**Directions for this task**. Repeat the records in full and exactly, omitting pictures.

-- begin --

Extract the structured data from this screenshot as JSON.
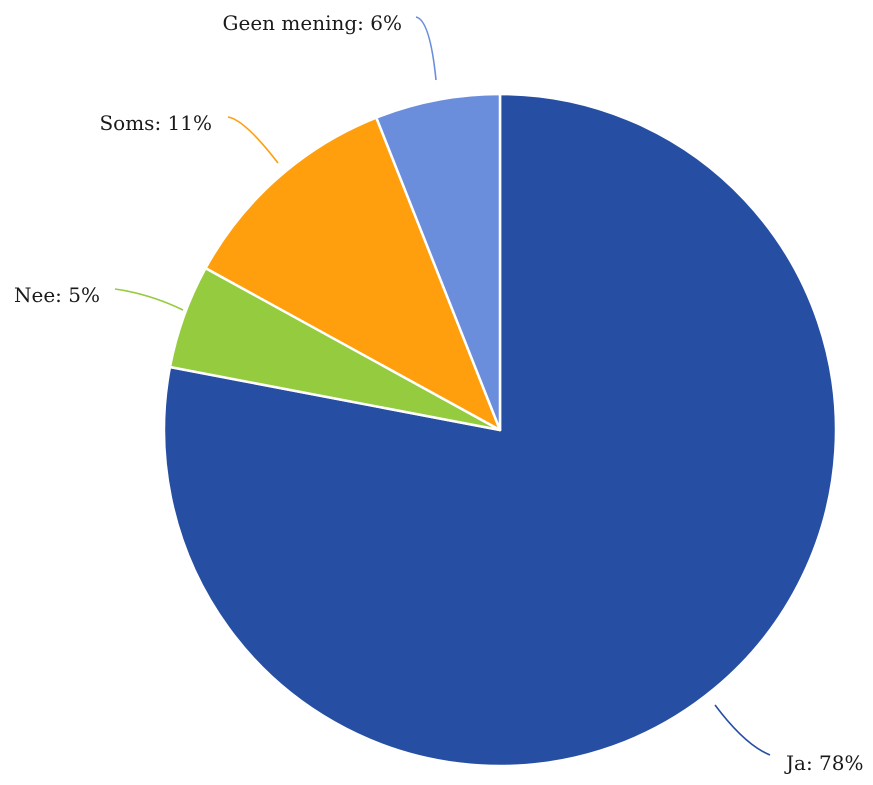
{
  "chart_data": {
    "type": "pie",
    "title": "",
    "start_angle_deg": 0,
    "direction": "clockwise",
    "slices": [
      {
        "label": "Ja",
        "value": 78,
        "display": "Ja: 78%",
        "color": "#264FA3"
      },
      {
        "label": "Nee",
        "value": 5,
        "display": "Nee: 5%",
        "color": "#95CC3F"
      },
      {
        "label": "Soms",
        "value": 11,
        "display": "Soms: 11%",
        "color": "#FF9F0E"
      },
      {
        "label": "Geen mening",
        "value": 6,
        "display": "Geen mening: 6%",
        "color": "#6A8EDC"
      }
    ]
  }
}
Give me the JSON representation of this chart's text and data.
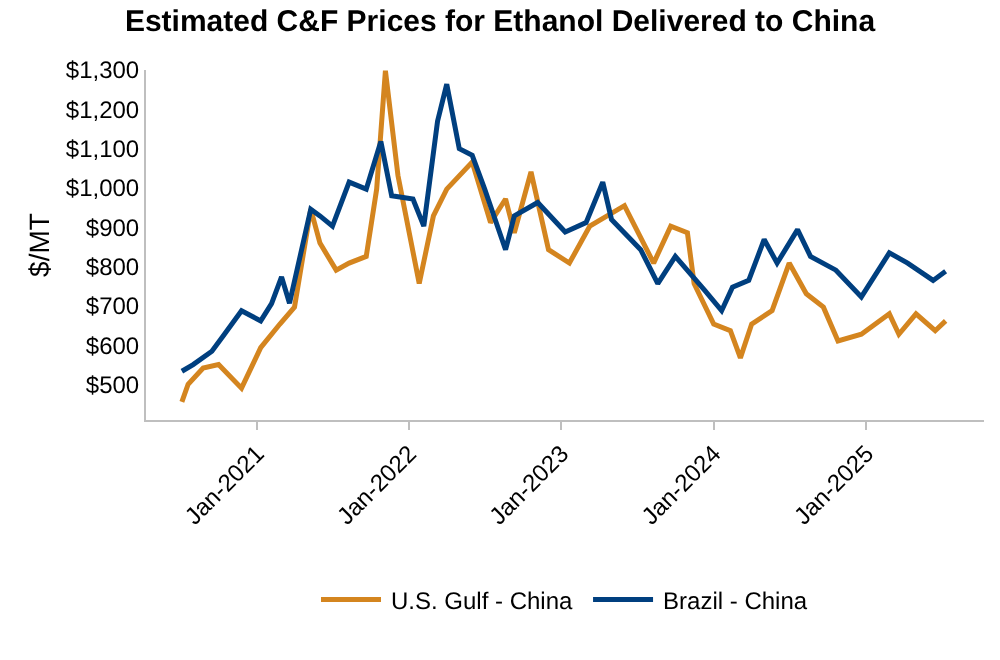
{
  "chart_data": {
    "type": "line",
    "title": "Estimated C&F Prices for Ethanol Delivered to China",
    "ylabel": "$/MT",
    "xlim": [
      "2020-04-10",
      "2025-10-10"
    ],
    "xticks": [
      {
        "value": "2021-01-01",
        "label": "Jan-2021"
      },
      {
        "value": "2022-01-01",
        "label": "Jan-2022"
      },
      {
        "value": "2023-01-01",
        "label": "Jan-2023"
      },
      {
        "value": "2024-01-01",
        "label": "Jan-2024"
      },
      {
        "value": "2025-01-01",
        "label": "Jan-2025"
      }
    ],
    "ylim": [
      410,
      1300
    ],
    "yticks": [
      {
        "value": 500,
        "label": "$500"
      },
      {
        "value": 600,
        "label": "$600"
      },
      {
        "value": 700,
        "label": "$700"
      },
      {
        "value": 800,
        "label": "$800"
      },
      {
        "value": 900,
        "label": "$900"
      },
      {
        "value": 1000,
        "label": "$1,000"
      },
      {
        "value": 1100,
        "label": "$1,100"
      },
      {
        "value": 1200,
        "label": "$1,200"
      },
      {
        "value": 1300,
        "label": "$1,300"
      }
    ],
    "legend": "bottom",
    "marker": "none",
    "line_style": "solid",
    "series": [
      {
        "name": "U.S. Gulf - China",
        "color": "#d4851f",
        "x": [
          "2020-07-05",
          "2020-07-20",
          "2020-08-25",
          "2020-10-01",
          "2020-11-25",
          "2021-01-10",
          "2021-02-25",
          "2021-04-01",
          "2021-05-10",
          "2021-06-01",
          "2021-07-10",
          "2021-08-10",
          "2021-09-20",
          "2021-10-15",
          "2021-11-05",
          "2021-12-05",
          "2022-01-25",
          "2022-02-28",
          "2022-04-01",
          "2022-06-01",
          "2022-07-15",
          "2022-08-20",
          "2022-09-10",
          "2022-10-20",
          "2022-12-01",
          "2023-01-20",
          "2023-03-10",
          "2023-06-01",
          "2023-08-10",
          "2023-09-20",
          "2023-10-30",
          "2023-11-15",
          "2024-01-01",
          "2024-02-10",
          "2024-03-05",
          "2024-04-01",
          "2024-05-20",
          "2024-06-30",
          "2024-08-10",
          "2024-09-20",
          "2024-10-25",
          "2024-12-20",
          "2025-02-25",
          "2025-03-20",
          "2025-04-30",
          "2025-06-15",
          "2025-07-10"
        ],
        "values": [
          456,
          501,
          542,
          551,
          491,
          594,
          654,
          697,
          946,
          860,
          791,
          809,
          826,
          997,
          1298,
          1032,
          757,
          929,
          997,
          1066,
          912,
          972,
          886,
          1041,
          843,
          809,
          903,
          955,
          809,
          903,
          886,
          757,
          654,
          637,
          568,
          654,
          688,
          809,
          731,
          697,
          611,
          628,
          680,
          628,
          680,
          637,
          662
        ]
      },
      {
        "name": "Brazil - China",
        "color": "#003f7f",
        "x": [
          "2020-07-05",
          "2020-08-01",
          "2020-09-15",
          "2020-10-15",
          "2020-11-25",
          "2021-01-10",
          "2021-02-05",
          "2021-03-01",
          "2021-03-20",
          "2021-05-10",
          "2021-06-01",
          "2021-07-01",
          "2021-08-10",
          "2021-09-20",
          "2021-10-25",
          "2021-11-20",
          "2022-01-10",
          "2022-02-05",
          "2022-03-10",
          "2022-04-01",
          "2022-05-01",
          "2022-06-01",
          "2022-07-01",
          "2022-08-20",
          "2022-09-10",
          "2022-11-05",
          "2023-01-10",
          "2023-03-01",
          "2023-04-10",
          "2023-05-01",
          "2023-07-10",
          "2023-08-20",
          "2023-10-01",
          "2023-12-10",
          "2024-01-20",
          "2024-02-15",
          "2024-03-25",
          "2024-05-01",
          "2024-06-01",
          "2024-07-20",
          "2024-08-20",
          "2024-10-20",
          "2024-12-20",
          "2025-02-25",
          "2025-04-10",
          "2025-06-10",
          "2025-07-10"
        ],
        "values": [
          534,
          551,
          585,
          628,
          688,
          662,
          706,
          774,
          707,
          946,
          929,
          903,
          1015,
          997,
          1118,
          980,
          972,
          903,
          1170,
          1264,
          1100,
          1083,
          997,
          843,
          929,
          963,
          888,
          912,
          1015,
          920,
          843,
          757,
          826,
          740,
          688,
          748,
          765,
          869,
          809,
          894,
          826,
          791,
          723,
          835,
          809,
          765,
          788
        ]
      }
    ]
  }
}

-- end --

**Solution for this problem**.
Extract the structured data from this screenshot as JSON.
{
  "chart_data": {
    "type": "pie",
    "title": "",
    "start_angle_deg": 0,
    "direction": "clockwise",
    "slices": [
      {
        "label": "Ja",
        "value": 78,
        "display": "Ja: 78%",
        "color": "#264FA3"
      },
      {
        "label": "Nee",
        "value": 5,
        "display": "Nee: 5%",
        "color": "#95CC3F"
      },
      {
        "label": "Soms",
        "value": 11,
        "display": "Soms: 11%",
        "color": "#FF9F0E"
      },
      {
        "label": "Geen mening",
        "value": 6,
        "display": "Geen mening: 6%",
        "color": "#6A8EDC"
      }
    ]
  }
}
Give me the JSON representation of this chart's text and data.
{
  "chart_data": {
    "type": "line",
    "title": "Estimated C&F Prices for Ethanol Delivered to China",
    "ylabel": "$/MT",
    "xlim": [
      "2020-04-10",
      "2025-10-10"
    ],
    "xticks": [
      {
        "value": "2021-01-01",
        "label": "Jan-2021"
      },
      {
        "value": "2022-01-01",
        "label": "Jan-2022"
      },
      {
        "value": "2023-01-01",
        "label": "Jan-2023"
      },
      {
        "value": "2024-01-01",
        "label": "Jan-2024"
      },
      {
        "value": "2025-01-01",
        "label": "Jan-2025"
      }
    ],
    "ylim": [
      410,
      1300
    ],
    "yticks": [
      {
        "value": 500,
        "label": "$500"
      },
      {
        "value": 600,
        "label": "$600"
      },
      {
        "value": 700,
        "label": "$700"
      },
      {
        "value": 800,
        "label": "$800"
      },
      {
        "value": 900,
        "label": "$900"
      },
      {
        "value": 1000,
        "label": "$1,000"
      },
      {
        "value": 1100,
        "label": "$1,100"
      },
      {
        "value": 1200,
        "label": "$1,200"
      },
      {
        "value": 1300,
        "label": "$1,300"
      }
    ],
    "legend": "bottom",
    "marker": "none",
    "line_style": "solid",
    "series": [
      {
        "name": "U.S. Gulf - China",
        "color": "#d4851f",
        "x": [
          "2020-07-05",
          "2020-07-20",
          "2020-08-25",
          "2020-10-01",
          "2020-11-25",
          "2021-01-10",
          "2021-02-25",
          "2021-04-01",
          "2021-05-10",
          "2021-06-01",
          "2021-07-10",
          "2021-08-10",
          "2021-09-20",
          "2021-10-15",
          "2021-11-05",
          "2021-12-05",
          "2022-01-25",
          "2022-02-28",
          "2022-04-01",
          "2022-06-01",
          "2022-07-15",
          "2022-08-20",
          "2022-09-10",
          "2022-10-20",
          "2022-12-01",
          "2023-01-20",
          "2023-03-10",
          "2023-06-01",
          "2023-08-10",
          "2023-09-20",
          "2023-10-30",
          "2023-11-15",
          "2024-01-01",
          "2024-02-10",
          "2024-03-05",
          "2024-04-01",
          "2024-05-20",
          "2024-06-30",
          "2024-08-10",
          "2024-09-20",
          "2024-10-25",
          "2024-12-20",
          "2025-02-25",
          "2025-03-20",
          "2025-04-30",
          "2025-06-15",
          "2025-07-10"
        ],
        "values": [
          456,
          501,
          542,
          551,
          491,
          594,
          654,
          697,
          946,
          860,
          791,
          809,
          826,
          997,
          1298,
          1032,
          757,
          929,
          997,
          1066,
          912,
          972,
          886,
          1041,
          843,
          809,
          903,
          955,
          809,
          903,
          886,
          757,
          654,
          637,
          568,
          654,
          688,
          809,
          731,
          697,
          611,
          628,
          680,
          628,
          680,
          637,
          662
        ]
      },
      {
        "name": "Brazil - China",
        "color": "#003f7f",
        "x": [
          "2020-07-05",
          "2020-08-01",
          "2020-09-15",
          "2020-10-15",
          "2020-11-25",
          "2021-01-10",
          "2021-02-05",
          "2021-03-01",
          "2021-03-20",
          "2021-05-10",
          "2021-06-01",
          "2021-07-01",
          "2021-08-10",
          "2021-09-20",
          "2021-10-25",
          "2021-11-20",
          "2022-01-10",
          "2022-02-05",
          "2022-03-10",
          "2022-04-01",
          "2022-05-01",
          "2022-06-01",
          "2022-07-01",
          "2022-08-20",
          "2022-09-10",
          "2022-11-05",
          "2023-01-10",
          "2023-03-01",
          "2023-04-10",
          "2023-05-01",
          "2023-07-10",
          "2023-08-20",
          "2023-10-01",
          "2023-12-10",
          "2024-01-20",
          "2024-02-15",
          "2024-03-25",
          "2024-05-01",
          "2024-06-01",
          "2024-07-20",
          "2024-08-20",
          "2024-10-20",
          "2024-12-20",
          "2025-02-25",
          "2025-04-10",
          "2025-06-10",
          "2025-07-10"
        ],
        "values": [
          534,
          551,
          585,
          628,
          688,
          662,
          706,
          774,
          707,
          946,
          929,
          903,
          1015,
          997,
          1118,
          980,
          972,
          903,
          1170,
          1264,
          1100,
          1083,
          997,
          843,
          929,
          963,
          888,
          912,
          1015,
          920,
          843,
          757,
          826,
          740,
          688,
          748,
          765,
          869,
          809,
          894,
          826,
          791,
          723,
          835,
          809,
          765,
          788
        ]
      }
    ]
  }
}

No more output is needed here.